Replace the following:

  • PROJECT_ID: the project on which you want to enforce your constraint.
  • CONSTRAINT_NAME: the name you defined for your custom constraint. For example, custom.denyServiceAccountCreation.

To enforce the organization policy containing the constraint, run the following command:

    gcloud org-policies set-policy POLICY_PATH
    

Replace POLICY_PATH with the full path to your organization policy YAML file. The policy requires up to 15 minutes to take effect.

Test the custom organization policy

Optionally, you can test the organization policy by setting the policy and then trying to take an action that the policy should prevent.

This section describes how to test the following organization policy constraint:

name: organizations/ORG_ID/customConstraints/custom.denyServiceAccountCreation
resourceTypes: iam.googleapis.com/ServiceAccount
methodTypes:
  - CREATE
  - UPDATE
condition:
  "resource.description.contains('INVALID_DESCRIPTION')"
actionType: DENY
displayName: Do not allow service account with INVALID_DESCRIPTION to be created.

If you want to test this custom constraint, do the following:

  1. Copy the constraint into a YAML file and replace the following values:

    • ORG_ID: the numeric ID of your Google Cloud organization.
    • INVALID_DESCRIPTION: the description that you want to use to test the custom constraint. While the constraint is active, service accounts with a description containing this string won't be created on the project that you enforce the constraint for.
  2. Set up the custom constraint and enforce it for the project that you created to test the custom organization policy constraint.

  3. Ensure that you have the Create Service Accounts role (roles/iam.serviceAccountCreator).

  4. Try to create a service account with the description you included in the custom constraint. Before running the command, replace the following values:

    • SERVICE_ACCOUNT_NAME: The name of the service account
    • INVALID_DESCRIPTION: The invalid string that will be checked for in the description of the service account
    • DISPLAY_NAME: The service account name to display in the Google Cloud console
gcloud iam service-accounts create SERVICE_ACCOUNT_NAME \
    --description="INVALID_DESCRIPTION" --display-name="DISPLAY_NAME"

The output is the following:

Operation denied by custom org policy: ["customConstraints/custom.denyServiceAccountCreation": "Do not allow service account with INVALID_DESCRIPTION to be created."]

Identity and Access Management supported resources and operations

The following service account and service account key custom constraint fields are available to use when you create or update an account or key.

  • Service accounts
    • resource.description
    • resource.displayName
    • resource.name
      • Format: projects/PROJECT_ID/serviceAccounts/UNIQUE_ID
  • Service account keys
    • resource.keyOrigin
    • resource.keyType
    • resource.name
      • Format: projects/PROJECT_ID/serviceAccounts/UNIQUE_ID/keys/KEY_ID

Example custom organization policies for common use cases

The following table provides the syntax of some custom constraints for common use cases:

For more information about CEL macros available for use in custom constraint conditions, see Common Expression Language.

- [PROBLEM TO WORK ON]:
Set down, word for word, the part of the organization policy text that begins at the words "To enforce the" and stops after the words "to take effect.". The listing that comes next has no connection to the organization policy text.

[Document structure recognition data]

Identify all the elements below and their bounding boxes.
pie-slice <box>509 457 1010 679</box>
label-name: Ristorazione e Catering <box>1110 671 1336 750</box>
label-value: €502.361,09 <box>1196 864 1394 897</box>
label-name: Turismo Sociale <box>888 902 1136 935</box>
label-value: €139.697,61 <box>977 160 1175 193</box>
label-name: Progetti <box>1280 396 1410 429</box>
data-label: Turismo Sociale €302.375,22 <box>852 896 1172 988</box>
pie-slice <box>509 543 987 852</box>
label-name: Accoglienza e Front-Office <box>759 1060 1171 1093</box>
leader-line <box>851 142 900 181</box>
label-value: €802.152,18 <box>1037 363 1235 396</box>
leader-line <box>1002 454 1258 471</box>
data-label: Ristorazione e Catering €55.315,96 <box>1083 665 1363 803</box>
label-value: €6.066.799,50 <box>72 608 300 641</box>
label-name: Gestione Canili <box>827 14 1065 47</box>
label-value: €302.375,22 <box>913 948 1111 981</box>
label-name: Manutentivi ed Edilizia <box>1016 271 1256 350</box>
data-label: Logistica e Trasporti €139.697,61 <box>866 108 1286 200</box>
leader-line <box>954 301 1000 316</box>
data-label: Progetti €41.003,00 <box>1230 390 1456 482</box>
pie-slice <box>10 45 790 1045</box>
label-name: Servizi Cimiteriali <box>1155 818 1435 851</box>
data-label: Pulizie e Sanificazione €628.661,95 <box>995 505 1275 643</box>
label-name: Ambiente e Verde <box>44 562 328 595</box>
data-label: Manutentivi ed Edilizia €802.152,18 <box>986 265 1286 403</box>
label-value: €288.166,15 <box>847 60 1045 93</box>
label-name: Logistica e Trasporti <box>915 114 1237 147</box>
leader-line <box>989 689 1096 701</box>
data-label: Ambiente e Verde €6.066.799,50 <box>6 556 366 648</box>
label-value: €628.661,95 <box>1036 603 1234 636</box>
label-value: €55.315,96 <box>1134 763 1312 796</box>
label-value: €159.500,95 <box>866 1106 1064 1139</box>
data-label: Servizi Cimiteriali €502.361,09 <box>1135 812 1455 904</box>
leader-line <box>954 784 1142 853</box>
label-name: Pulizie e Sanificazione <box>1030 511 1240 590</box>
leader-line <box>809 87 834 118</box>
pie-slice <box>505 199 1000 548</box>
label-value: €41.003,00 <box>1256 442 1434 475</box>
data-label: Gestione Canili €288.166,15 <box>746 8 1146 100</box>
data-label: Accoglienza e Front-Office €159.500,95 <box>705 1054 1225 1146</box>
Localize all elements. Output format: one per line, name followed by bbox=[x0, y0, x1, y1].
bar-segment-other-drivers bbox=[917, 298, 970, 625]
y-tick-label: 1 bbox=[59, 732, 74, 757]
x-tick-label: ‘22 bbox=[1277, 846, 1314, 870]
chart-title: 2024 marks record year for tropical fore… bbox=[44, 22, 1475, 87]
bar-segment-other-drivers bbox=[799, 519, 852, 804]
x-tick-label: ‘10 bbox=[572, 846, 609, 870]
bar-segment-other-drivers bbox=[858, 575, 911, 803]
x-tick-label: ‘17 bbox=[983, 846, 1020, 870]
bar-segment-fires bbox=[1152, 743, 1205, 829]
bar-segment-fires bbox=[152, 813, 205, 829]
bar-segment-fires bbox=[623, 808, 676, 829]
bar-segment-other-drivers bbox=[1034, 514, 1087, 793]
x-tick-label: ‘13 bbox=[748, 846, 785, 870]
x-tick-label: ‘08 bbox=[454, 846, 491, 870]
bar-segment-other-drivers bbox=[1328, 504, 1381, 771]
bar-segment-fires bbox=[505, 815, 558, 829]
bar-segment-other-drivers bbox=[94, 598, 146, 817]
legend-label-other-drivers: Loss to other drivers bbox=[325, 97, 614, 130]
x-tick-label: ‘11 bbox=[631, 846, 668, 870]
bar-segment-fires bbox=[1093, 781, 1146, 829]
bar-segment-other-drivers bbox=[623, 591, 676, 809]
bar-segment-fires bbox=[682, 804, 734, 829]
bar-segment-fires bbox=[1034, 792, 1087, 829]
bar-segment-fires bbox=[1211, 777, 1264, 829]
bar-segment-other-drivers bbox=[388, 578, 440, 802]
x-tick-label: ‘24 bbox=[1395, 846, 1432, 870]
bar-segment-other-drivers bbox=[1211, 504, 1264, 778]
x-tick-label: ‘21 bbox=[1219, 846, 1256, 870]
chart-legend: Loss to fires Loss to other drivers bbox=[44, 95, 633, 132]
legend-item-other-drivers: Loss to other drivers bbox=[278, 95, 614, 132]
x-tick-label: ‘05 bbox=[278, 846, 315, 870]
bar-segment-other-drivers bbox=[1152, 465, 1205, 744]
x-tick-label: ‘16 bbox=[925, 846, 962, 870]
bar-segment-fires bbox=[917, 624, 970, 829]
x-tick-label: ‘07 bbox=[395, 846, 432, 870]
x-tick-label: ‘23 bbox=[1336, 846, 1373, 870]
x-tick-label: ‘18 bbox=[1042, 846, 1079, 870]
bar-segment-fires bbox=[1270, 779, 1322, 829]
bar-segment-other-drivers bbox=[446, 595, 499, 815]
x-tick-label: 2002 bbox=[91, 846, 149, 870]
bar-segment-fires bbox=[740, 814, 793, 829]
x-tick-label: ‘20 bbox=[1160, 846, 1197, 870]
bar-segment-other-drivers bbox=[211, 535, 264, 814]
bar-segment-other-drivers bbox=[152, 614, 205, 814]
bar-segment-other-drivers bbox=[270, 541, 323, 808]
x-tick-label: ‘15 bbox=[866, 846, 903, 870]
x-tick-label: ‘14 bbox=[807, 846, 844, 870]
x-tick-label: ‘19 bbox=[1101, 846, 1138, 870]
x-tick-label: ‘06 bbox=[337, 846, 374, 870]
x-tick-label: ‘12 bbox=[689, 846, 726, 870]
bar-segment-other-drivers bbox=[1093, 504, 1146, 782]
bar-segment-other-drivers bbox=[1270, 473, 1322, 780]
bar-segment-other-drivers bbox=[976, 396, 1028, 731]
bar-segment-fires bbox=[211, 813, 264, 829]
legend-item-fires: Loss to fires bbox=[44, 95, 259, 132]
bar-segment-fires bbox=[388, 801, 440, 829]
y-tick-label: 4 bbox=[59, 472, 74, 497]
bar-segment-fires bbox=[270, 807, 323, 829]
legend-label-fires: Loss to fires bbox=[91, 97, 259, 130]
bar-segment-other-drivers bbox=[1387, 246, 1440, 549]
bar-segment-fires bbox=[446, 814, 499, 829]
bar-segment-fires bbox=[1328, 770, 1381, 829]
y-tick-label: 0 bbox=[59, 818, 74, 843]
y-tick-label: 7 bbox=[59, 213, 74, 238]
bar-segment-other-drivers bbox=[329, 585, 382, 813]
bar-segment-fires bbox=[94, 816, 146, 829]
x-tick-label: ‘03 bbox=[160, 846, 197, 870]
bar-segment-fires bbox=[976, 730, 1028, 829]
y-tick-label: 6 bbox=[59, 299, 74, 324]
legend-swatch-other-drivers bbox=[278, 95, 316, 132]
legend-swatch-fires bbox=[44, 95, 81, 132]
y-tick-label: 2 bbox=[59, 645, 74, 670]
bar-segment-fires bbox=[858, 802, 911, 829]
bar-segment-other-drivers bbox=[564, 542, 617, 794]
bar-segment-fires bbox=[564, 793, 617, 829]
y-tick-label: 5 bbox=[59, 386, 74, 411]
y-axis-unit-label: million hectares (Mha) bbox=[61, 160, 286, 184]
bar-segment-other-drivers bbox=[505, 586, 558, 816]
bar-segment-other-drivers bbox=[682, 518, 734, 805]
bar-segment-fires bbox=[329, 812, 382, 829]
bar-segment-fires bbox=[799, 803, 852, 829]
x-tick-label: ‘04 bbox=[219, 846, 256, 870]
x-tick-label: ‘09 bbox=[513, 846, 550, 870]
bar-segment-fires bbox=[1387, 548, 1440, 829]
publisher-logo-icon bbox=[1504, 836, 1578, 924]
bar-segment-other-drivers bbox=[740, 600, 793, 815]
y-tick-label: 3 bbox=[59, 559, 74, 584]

- [RESULT BELOW]:
To enforce the organization policy containing the constraint, run the following command:

    gcloud org-policies set-policy POLICY_PATH
    

Replace POLICY_PATH with the full path to your organization policy YAML file. The policy requires up to 15 minutes to take effect.